WHAT YOU NEED TO DO -> Return each line containing the string "Headrest".

[START OF DATA LISTING]

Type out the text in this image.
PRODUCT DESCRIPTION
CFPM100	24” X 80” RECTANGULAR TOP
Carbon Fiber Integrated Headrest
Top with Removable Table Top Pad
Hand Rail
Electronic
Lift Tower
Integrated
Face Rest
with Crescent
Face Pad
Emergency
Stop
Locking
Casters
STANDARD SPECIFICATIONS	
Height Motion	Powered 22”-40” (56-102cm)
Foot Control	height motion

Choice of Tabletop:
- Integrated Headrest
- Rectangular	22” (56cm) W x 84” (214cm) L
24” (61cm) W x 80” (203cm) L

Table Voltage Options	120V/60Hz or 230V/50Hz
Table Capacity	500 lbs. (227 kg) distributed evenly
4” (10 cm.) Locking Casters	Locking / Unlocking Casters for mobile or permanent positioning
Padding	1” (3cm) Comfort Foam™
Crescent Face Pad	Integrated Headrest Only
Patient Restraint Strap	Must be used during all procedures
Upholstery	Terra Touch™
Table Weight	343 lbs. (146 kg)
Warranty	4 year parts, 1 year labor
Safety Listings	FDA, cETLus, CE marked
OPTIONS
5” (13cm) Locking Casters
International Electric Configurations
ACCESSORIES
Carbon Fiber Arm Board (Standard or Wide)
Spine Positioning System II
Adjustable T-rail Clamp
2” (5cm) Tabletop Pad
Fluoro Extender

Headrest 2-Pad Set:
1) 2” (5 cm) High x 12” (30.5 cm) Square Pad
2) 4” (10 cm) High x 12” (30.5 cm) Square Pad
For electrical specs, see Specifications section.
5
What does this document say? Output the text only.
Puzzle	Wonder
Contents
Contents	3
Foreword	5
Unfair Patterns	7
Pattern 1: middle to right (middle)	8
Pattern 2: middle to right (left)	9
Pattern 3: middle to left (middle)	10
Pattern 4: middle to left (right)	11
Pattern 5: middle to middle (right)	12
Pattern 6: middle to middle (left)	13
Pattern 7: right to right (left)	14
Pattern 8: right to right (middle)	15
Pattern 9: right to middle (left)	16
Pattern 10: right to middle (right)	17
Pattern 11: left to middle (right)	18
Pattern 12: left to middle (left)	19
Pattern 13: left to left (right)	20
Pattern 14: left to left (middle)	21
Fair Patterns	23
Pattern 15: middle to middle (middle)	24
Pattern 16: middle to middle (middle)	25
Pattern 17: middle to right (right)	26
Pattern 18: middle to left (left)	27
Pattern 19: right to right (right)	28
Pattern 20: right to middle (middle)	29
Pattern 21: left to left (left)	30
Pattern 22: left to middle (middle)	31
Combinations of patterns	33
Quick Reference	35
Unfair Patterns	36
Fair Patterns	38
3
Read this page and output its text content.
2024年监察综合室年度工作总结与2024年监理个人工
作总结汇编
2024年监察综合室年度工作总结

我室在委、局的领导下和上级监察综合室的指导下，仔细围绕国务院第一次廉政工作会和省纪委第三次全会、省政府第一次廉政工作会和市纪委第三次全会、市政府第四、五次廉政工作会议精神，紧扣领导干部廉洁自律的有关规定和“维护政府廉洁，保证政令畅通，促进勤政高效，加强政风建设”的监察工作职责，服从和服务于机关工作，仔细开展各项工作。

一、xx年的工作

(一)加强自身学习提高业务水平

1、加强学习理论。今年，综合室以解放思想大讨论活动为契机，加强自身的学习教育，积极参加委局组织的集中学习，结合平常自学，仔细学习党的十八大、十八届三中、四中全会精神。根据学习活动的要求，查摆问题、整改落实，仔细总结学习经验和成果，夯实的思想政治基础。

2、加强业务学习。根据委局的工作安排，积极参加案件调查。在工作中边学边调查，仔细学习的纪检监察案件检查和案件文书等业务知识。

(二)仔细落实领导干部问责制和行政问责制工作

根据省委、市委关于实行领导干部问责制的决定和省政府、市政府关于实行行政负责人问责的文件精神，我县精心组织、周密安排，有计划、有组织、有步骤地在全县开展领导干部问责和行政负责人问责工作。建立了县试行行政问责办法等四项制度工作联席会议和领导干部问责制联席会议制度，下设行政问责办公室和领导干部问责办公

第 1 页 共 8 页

[END OF DATA LISTING]

REPLY TO THE TASK ->
Carbon Fiber Integrated Headrest
- Integrated Headrest
Crescent Face Pad	Integrated Headrest Only
Headrest 2-Pad Set:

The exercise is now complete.